Data records:
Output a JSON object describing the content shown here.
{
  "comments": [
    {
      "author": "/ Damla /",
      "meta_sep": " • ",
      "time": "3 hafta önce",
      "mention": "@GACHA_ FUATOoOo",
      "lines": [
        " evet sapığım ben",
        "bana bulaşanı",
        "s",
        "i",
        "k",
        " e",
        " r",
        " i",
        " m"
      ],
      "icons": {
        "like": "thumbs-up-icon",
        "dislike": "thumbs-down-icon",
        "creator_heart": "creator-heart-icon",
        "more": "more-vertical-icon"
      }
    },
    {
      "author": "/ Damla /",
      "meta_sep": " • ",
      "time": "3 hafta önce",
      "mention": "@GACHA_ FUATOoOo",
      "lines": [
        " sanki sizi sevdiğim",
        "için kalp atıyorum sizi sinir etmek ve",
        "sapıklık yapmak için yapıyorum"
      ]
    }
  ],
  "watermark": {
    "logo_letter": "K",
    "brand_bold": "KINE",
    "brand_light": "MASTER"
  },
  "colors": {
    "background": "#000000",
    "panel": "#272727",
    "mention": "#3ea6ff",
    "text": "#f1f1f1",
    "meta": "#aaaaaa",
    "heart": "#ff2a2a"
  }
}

Written problem: Copy and report every line where the word "için" is present.

Finished answer:
        "için kalp atıyorum sizi sinir etmek ve",
        "sapıklık yapmak için yapıyorum"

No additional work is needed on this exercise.